» YOUR TASK:
Reproduce the listing exactly, with no pictures in your copy.

[Stored entries]
______
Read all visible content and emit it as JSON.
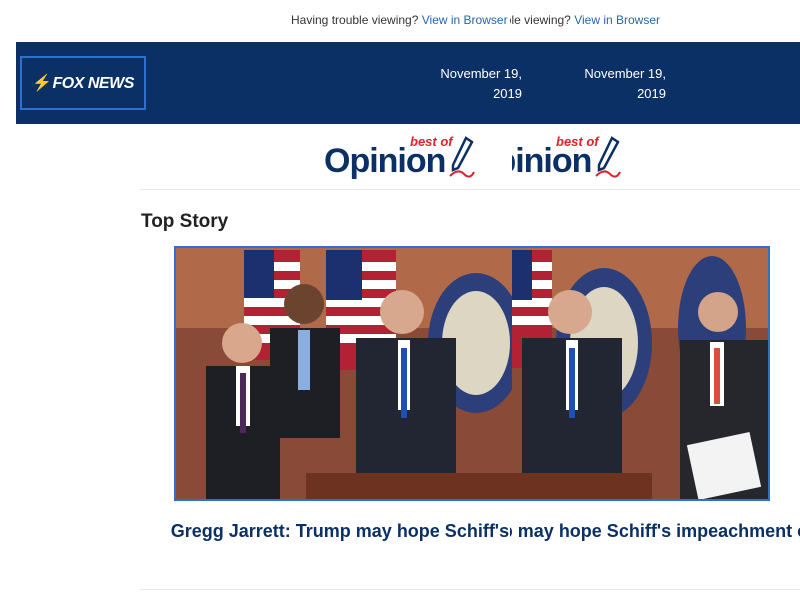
{
  "preheader": {
    "trouble_text": "Having trouble viewing?",
    "view_link": "View in Browser"
  },
  "header": {
    "logo_text": "FOX NEWS",
    "date": "November 19, 2019"
  },
  "banner": {
    "best_of": "best of",
    "opinion": "Opinion"
  },
  "section": {
    "title": "Top Story"
  },
  "story": {
    "headline": "Gregg Jarrett: Trump may hope Schiff's impeachment carnival never stops"
  },
  "colors": {
    "header_bg": "#0a3066",
    "link": "#2a64ad",
    "headline": "#0a3066",
    "accent_red": "#e0202a"
  }
}
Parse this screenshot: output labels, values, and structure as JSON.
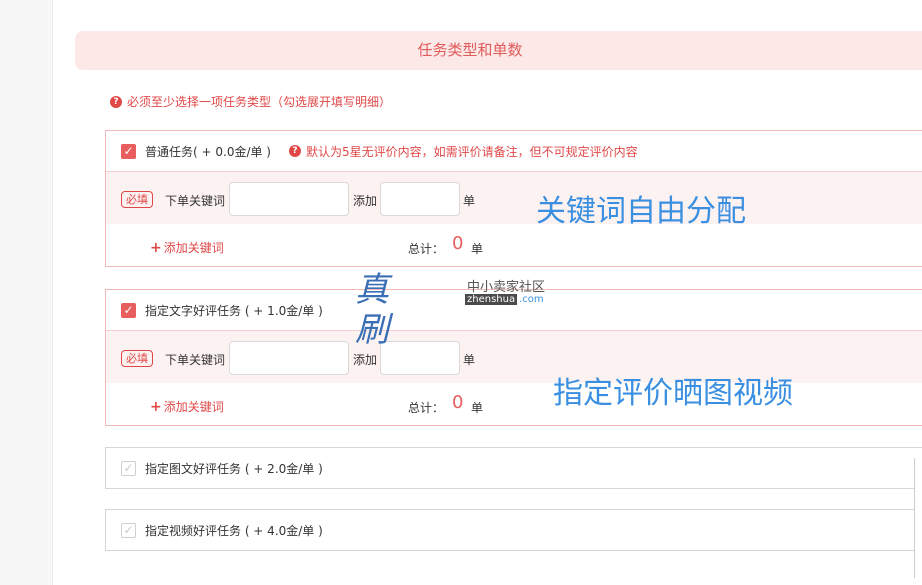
{
  "header": {
    "title": "任务类型和单数"
  },
  "warning": {
    "icon": "question-icon",
    "text": "必须至少选择一项任务类型（勾选展开填写明细）"
  },
  "tasks": [
    {
      "title": "普通任务( + 0.0金/单 )",
      "checked": true,
      "note": "默认为5星无评价内容，如需评价请备注，但不可规定评价内容",
      "required_tag": "必填",
      "keyword_label": "下单关键词",
      "keyword_value": "",
      "add_label": "添加",
      "count_value": "",
      "unit": "单",
      "add_keyword": "添加关键词",
      "total_label": "总计：",
      "total_value": "0",
      "total_unit": "单"
    },
    {
      "title": "指定文字好评任务 ( + 1.0金/单 )",
      "checked": true,
      "required_tag": "必填",
      "keyword_label": "下单关键词",
      "keyword_value": "",
      "add_label": "添加",
      "count_value": "",
      "unit": "单",
      "add_keyword": "添加关键词",
      "total_label": "总计：",
      "total_value": "0",
      "total_unit": "单"
    },
    {
      "title": "指定图文好评任务 ( + 2.0金/单 )",
      "checked": false
    },
    {
      "title": "指定视频好评任务 ( + 4.0金/单 )",
      "checked": false
    }
  ],
  "annotations": {
    "first": "关键词自由分配",
    "second": "指定评价晒图视频"
  },
  "watermark": {
    "main": "真刷",
    "sub_cn": "中小卖家社区",
    "sub_tag": "zhenshua",
    "sub_domain": ".com"
  },
  "colors": {
    "accent": "#e85d5d",
    "annotation": "#3a8fe0",
    "header_bg": "#fde8e8"
  }
}
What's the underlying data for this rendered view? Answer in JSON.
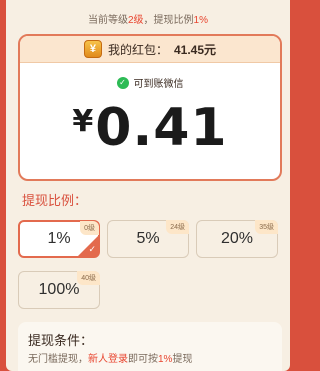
______
» RIGHT ANSWER:
Read all visible content and emit it as JSON.
{
  "preheader": {
    "trouble_text": "Having trouble viewing?",
    "view_link": "View in Browser"
  },
  "header": {
    "logo_text": "FOX NEWS",
    "date": "November 19, 2019"
  },
  "banner": {
    "best_of": "best of",
    "opinion": "Opinion"
  },
  "section": {
    "title": "Top Story"
  },
  "story": {
    "headline": "Gregg Jarrett: Trump may hope Schiff's impeachment carnival never stops"
  },
  "colors": {
    "header_bg": "#0a3066",
    "link": "#2a64ad",
    "headline": "#0a3066",
    "accent_red": "#e0202a"
  }
}
Parse this screenshot: output labels, values, and structure as JSON.
{
  "header": {
    "title": "任务类型和单数"
  },
  "warning": {
    "icon": "question-icon",
    "text": "必须至少选择一项任务类型（勾选展开填写明细）"
  },
  "tasks": [
    {
      "title": "普通任务( + 0.0金/单 )",
      "checked": true,
      "note": "默认为5星无评价内容，如需评价请备注，但不可规定评价内容",
      "required_tag": "必填",
      "keyword_label": "下单关键词",
      "keyword_value": "",
      "add_label": "添加",
      "count_value": "",
      "unit": "单",
      "add_keyword": "添加关键词",
      "total_label": "总计：",
      "total_value": "0",
      "total_unit": "单"
    },
    {
      "title": "指定文字好评任务 ( + 1.0金/单 )",
      "checked": true,
      "required_tag": "必填",
      "keyword_label": "下单关键词",
      "keyword_value": "",
      "add_label": "添加",
      "count_value": "",
      "unit": "单",
      "add_keyword": "添加关键词",
      "total_label": "总计：",
      "total_value": "0",
      "total_unit": "单"
    },
    {
      "title": "指定图文好评任务 ( + 2.0金/单 )",
      "checked": false
    },
    {
      "title": "指定视频好评任务 ( + 4.0金/单 )",
      "checked": false
    }
  ],
  "annotations": {
    "first": "关键词自由分配",
    "second": "指定评价晒图视频"
  },
  "watermark": {
    "main": "真刷",
    "sub_cn": "中小卖家社区",
    "sub_tag": "zhenshua",
    "sub_domain": ".com"
  },
  "colors": {
    "accent": "#e85d5d",
    "annotation": "#3a8fe0",
    "header_bg": "#fde8e8"
  }
}
What's the underlying data for this rendered view? Answer in JSON.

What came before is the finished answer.